[Objective] Across the entries below, how many lines contain the word "this"? Give the number alone.

[Entries supplied]
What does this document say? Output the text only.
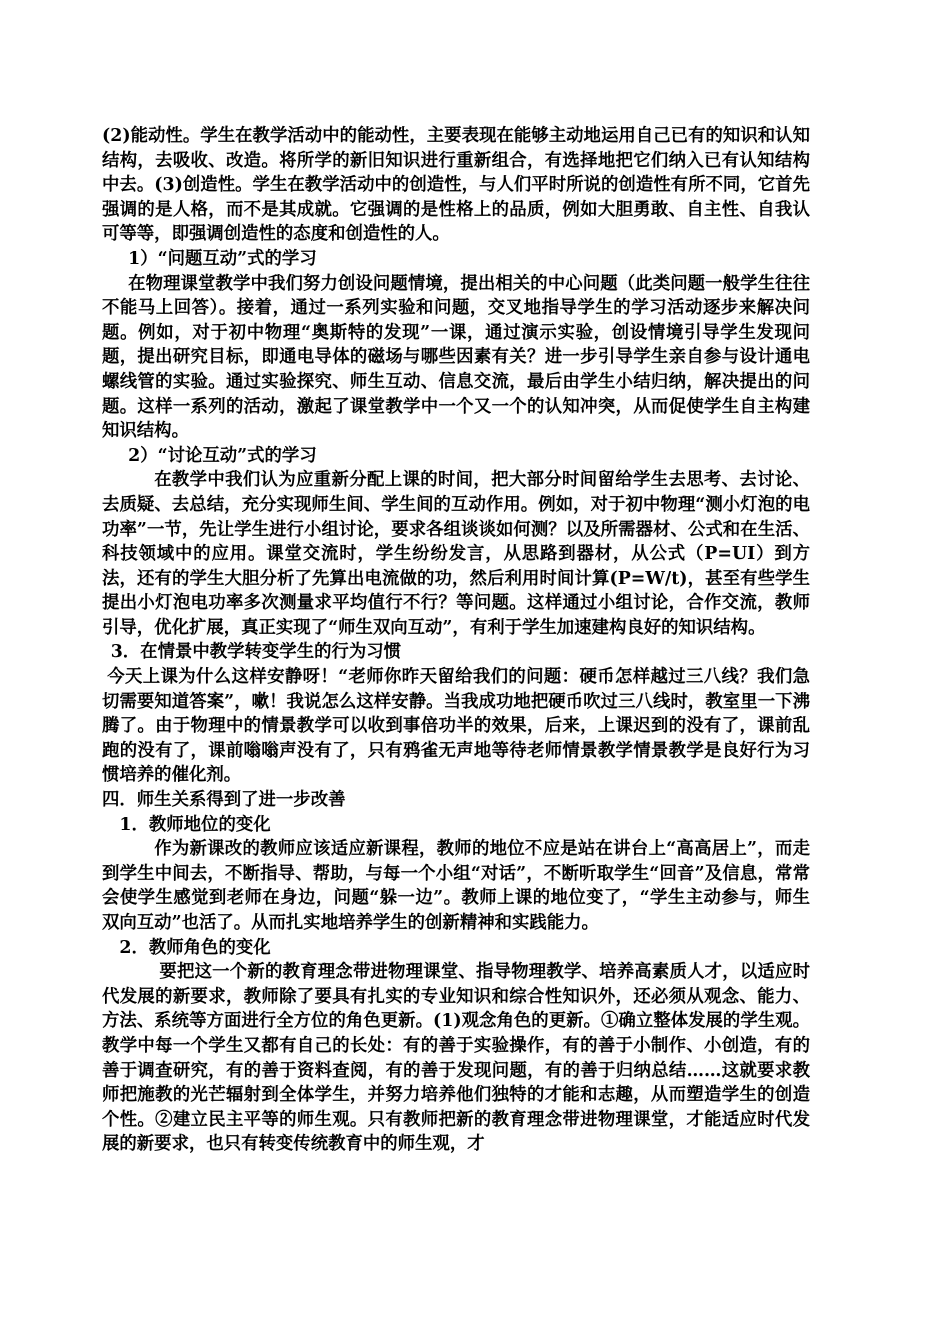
(2)能动性。学生在教学活动中的能动性，主要表现在能够主动地运用自己已有的知识和认知结构，去吸收、改造。将所学的新旧知识进行重新组合，有选择地把它们纳入已有认知结构中去。(3)创造性。学生在教学活动中的创造性，与人们平时所说的创造性有所不同，它首先强调的是人格，而不是其成就。它强调的是性格上的品质，例如大胆勇敢、自主性、自我认可等等，即强调创造性的态度和创造性的人。

1）“问题互动”式的学习

在物理课堂教学中我们努力创设问题情境，提出相关的中心问题（此类问题一般学生往往不能马上回答）。接着，通过一系列实验和问题，交叉地指导学生的学习活动逐步来解决问题。例如，对于初中物理“奥斯特的发现”一课，通过演示实验，创设情境引导学生发现问题，提出研究目标，即通电导体的磁场与哪些因素有关？进一步引导学生亲自参与设计通电螺线管的实验。通过实验探究、师生互动、信息交流，最后由学生小结归纳，解决提出的问题。这样一系列的活动，激起了课堂教学中一个又一个的认知冲突，从而促使学生自主构建知识结构。

2）“讨论互动”式的学习

在教学中我们认为应重新分配上课的时间，把大部分时间留给学生去思考、去讨论、去质疑、去总结，充分实现师生间、学生间的互动作用。例如，对于初中物理“测小灯泡的电功率”一节，先让学生进行小组讨论，要求各组谈谈如何测？以及所需器材、公式和在生活、科技领域中的应用。课堂交流时，学生纷纷发言，从思路到器材，从公式（P=UI）到方法，还有的学生大胆分析了先算出电流做的功，然后利用时间计算(P=W/t)，甚至有些学生提出小灯泡电功率多次测量求平均值行不行？等问题。这样通过小组讨论，合作交流，教师引导，优化扩展，真正实现了“师生双向互动”，有利于学生加速建构良好的知识结构。

3．在情景中教学转变学生的行为习惯

今天上课为什么这样安静呀！“老师你昨天留给我们的问题：硬币怎样越过三八线？我们急切需要知道答案”，嗽！我说怎么这样安静。当我成功地把硬币吹过三八线时，教室里一下沸腾了。由于物理中的情景教学可以收到事倍功半的效果，后来，上课迟到的没有了，课前乱跑的没有了，课前嗡嗡声没有了，只有鸦雀无声地等待老师情景教学情景教学是良好行为习惯培养的催化剂。

四．师生关系得到了进一步改善

1．教师地位的变化

作为新课改的教师应该适应新课程，教师的地位不应是站在讲台上“高高居上”，而走到学生中间去，不断指导、帮助，与每一个小组“对话”，不断听取学生“回音”及信息，常常会使学生感觉到老师在身边，问题“躲一边”。教师上课的地位变了，“学生主动参与，师生双向互动”也活了。从而扎实地培养学生的创新精神和实践能力。

2．教师角色的变化

要把这一个新的教育理念带进物理课堂、指导物理教学、培养高素质人才，以适应时代发展的新要求，教师除了要具有扎实的专业知识和综合性知识外，还必须从观念、能力、方法、系统等方面进行全方位的角色更新。(1)观念角色的更新。①确立整体发展的学生观。教学中每一个学生又都有自己的长处：有的善于实验操作，有的善于小制作、小创造，有的善于调查研究，有的善于资料查阅，有的善于发现问题，有的善于归纳总结……这就要求教师把施教的光芒辐射到全体学生，并努力培养他们独特的才能和志趣，从而塑造学生的创造个性。②建立民主平等的师生观。只有教师把新的教育理念带进物理课堂，才能适应时代发展的新要求，也只有转变传统教育中的师生观，才
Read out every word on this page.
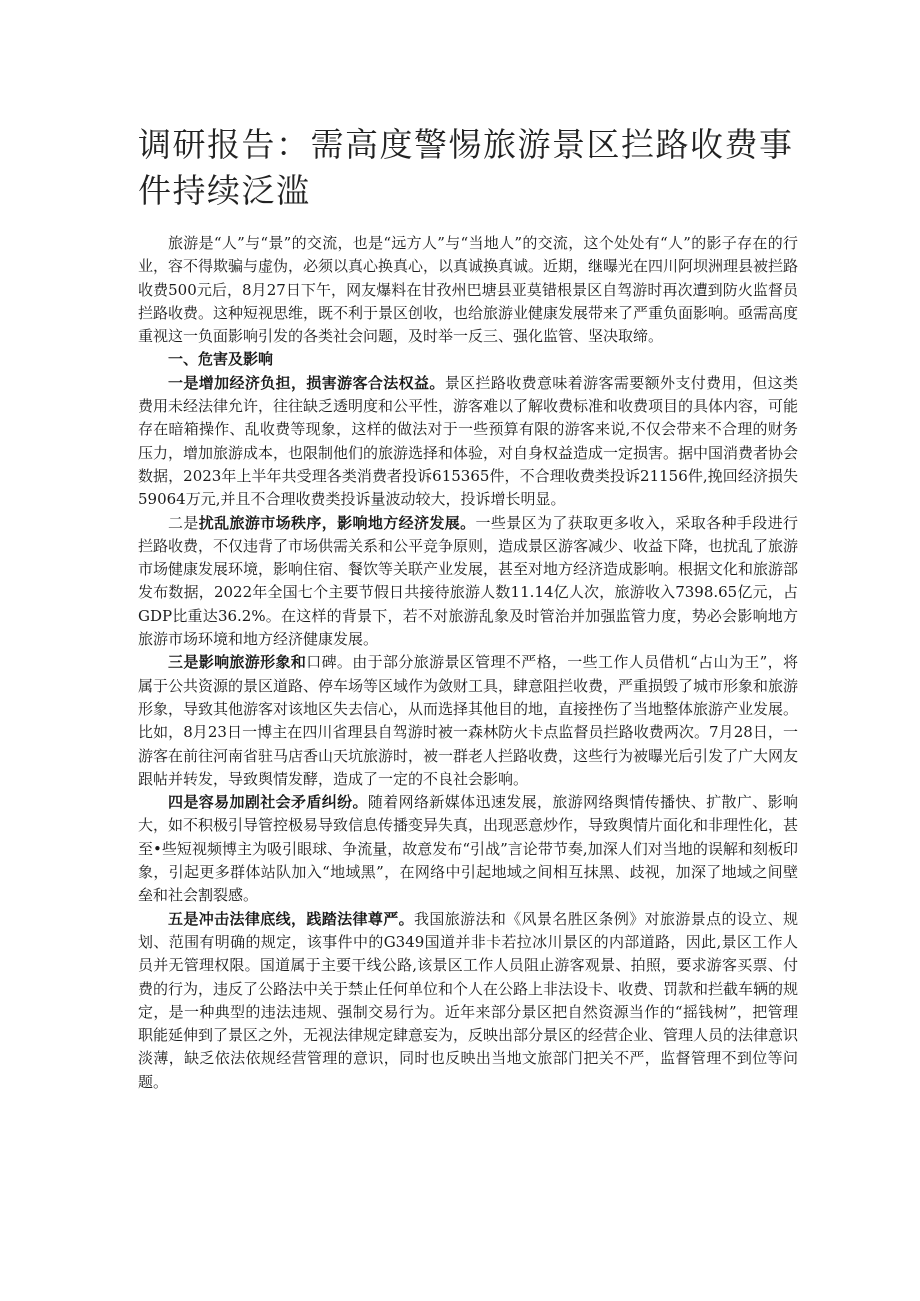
调研报告：需高度警惕旅游景区拦路收费事件持续泛滥

旅游是“人”与“景”的交流，也是“远方人”与“当地人”的交流，这个处处有“人”的影子存在的行业，容不得欺骗与虚伪，必须以真心换真心，以真诚换真诚。近期，继曝光在四川阿坝洲理县被拦路收费500元后，8月27日下午，网友爆料在甘孜州巴塘县亚莫错根景区自驾游时再次遭到防火监督员拦路收费。这种短视思维，既不利于景区创收，也给旅游业健康发展带来了严重负面影响。亟需高度重视这一负面影响引发的各类社会问题，及时举一反三、强化监管、坚决取缔。

一、危害及影响

一是增加经济负担，损害游客合法权益。景区拦路收费意味着游客需要额外支付费用，但这类费用未经法律允许，往往缺乏透明度和公平性，游客难以了解收费标准和收费项目的具体内容，可能存在暗箱操作、乱收费等现象，这样的做法对于一些预算有限的游客来说,不仅会带来不合理的财务压力，增加旅游成本，也限制他们的旅游选择和体验，对自身权益造成一定损害。据中国消费者协会数据，2023年上半年共受理各类消费者投诉615365件，不合理收费类投诉21156件,挽回经济损失59064万元,并且不合理收费类投诉量波动较大，投诉增长明显。

二是扰乱旅游市场秩序，影响地方经济发展。一些景区为了获取更多收入，采取各种手段进行拦路收费，不仅违背了市场供需关系和公平竞争原则，造成景区游客减少、收益下降，也扰乱了旅游市场健康发展环境，影响住宿、餐饮等关联产业发展，甚至对地方经济造成影响。根据文化和旅游部发布数据，2022年全国七个主要节假日共接待旅游人数11.14亿人次，旅游收入7398.65亿元，占GDP比重达36.2%。在这样的背景下，若不对旅游乱象及时管治并加强监管力度，势必会影响地方旅游市场环境和地方经济健康发展。

三是影响旅游形象和口碑。由于部分旅游景区管理不严格，一些工作人员借机“占山为王”，将属于公共资源的景区道路、停车场等区域作为敛财工具，肆意阻拦收费，严重损毁了城市形象和旅游形象，导致其他游客对该地区失去信心，从而选择其他目的地，直接挫伤了当地整体旅游产业发展。比如，8月23日一博主在四川省理县自驾游时被一森林防火卡点监督员拦路收费两次。7月28日，一游客在前往河南省驻马店香山天坑旅游时，被一群老人拦路收费，这些行为被曝光后引发了广大网友跟帖并转发，导致舆情发酵，造成了一定的不良社会影响。

四是容易加剧社会矛盾纠纷。随着网络新媒体迅速发展，旅游网络舆情传播快、扩散广、影响大，如不积极引导管控极易导致信息传播变异失真，出现恶意炒作，导致舆情片面化和非理性化，甚至•些短视频博主为吸引眼球、争流量，故意发布“引战”言论带节奏,加深人们对当地的误解和刻板印象，引起更多群体站队加入“地域黑”，在网络中引起地域之间相互抹黑、歧视，加深了地域之间壁垒和社会割裂感。

五是冲击法律底线，践踏法律尊严。我国旅游法和《风景名胜区条例》对旅游景点的设立、规划、范围有明确的规定，该事件中的G349国道并非卡若拉冰川景区的内部道路，因此,景区工作人员并无管理权限。国道属于主要干线公路,该景区工作人员阻止游客观景、拍照，要求游客买票、付费的行为，违反了公路法中关于禁止任何单位和个人在公路上非法设卡、收费、罚款和拦截车辆的规定，是一种典型的违法违规、强制交易行为。近年来部分景区把自然资源当作的“摇钱树”，把管理职能延伸到了景区之外，无视法律规定肆意妄为，反映出部分景区的经营企业、管理人员的法律意识淡薄，缺乏依法依规经营管理的意识，同时也反映出当地文旅部门把关不严，监督管理不到位等问题。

[The output] 2